__Entries supplied__

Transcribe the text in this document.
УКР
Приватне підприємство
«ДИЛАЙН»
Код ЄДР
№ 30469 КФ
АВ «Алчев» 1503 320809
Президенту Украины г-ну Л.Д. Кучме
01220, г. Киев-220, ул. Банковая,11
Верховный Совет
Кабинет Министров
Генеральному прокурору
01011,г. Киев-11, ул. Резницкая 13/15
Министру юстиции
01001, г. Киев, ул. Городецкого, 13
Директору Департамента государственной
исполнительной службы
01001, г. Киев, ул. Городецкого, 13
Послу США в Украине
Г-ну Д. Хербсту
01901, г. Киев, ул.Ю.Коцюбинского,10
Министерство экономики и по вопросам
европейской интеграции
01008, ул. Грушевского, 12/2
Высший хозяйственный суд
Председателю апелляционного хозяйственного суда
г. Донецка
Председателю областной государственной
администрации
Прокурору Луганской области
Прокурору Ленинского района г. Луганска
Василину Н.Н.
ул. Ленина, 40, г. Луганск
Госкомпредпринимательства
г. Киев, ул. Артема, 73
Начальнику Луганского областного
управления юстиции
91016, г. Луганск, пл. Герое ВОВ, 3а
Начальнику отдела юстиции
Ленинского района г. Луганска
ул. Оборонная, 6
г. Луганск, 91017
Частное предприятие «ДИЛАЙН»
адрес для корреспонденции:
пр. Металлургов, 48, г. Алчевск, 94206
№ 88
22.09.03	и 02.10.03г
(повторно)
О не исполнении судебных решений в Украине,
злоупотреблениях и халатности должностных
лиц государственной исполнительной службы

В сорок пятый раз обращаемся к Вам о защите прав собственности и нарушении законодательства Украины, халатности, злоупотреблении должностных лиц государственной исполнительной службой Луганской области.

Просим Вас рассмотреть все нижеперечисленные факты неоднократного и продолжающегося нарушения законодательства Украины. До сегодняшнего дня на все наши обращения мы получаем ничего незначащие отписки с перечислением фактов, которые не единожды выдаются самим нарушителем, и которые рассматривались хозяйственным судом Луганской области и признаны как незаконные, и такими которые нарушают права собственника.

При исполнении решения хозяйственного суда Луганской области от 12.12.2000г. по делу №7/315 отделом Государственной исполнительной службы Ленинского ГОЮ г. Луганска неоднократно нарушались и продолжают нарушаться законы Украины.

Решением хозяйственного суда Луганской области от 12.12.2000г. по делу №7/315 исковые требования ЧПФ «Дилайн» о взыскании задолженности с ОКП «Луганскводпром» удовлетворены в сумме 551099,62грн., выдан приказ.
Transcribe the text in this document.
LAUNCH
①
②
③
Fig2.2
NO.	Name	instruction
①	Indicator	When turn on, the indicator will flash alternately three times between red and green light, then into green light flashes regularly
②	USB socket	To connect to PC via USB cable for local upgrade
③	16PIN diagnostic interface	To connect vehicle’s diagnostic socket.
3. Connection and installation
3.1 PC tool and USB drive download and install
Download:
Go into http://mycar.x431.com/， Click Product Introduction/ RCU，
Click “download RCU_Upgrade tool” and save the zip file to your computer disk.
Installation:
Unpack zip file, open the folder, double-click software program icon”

__Aim of the task__
Every line above that contains the word "района" should be reported.

__Solution below__
Прокурору Ленинского района г. Луганска
Ленинского района г. Луганска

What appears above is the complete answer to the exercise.